• The problem: Every line that includes the word "ylabel" is to be listed.

Records contained in a dataset
[Begin]
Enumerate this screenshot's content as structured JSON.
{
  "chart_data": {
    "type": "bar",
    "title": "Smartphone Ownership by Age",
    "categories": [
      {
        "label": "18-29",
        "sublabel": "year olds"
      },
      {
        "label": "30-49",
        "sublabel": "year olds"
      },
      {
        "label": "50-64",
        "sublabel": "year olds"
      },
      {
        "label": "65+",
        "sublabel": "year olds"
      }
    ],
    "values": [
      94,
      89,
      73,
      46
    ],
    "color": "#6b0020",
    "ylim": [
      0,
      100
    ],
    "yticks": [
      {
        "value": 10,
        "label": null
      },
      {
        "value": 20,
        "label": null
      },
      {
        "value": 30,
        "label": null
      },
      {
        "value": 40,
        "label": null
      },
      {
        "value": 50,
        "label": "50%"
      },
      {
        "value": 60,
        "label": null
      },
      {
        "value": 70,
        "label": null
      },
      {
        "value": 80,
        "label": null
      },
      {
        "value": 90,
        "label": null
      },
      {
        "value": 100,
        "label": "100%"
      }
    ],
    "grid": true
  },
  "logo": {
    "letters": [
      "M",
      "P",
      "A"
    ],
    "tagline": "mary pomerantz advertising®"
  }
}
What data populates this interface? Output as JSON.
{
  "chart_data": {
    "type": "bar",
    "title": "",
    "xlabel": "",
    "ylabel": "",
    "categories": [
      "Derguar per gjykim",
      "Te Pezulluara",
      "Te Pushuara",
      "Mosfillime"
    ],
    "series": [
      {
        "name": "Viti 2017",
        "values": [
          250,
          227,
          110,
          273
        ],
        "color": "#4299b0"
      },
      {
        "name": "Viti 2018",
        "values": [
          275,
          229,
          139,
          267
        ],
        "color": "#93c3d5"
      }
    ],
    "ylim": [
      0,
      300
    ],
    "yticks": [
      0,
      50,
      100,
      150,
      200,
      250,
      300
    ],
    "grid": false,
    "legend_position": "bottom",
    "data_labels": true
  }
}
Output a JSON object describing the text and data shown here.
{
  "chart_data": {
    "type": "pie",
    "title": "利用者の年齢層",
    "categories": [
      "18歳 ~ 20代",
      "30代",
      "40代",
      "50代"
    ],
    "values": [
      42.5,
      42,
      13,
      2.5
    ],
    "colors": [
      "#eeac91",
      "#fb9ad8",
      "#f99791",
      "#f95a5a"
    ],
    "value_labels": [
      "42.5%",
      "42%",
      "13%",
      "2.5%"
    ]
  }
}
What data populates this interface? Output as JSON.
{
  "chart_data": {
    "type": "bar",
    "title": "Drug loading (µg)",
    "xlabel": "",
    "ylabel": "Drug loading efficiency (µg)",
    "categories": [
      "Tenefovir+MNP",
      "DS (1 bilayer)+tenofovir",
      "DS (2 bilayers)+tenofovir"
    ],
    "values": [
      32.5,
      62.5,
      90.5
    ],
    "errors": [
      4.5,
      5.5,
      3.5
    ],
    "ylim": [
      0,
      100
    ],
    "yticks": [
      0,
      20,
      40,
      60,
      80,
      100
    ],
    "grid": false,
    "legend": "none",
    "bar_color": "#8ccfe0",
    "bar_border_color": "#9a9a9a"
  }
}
[End]
• Solution for this exercise:
    "ylabel": "",
    "ylabel": "Drug loading efficiency (µg)",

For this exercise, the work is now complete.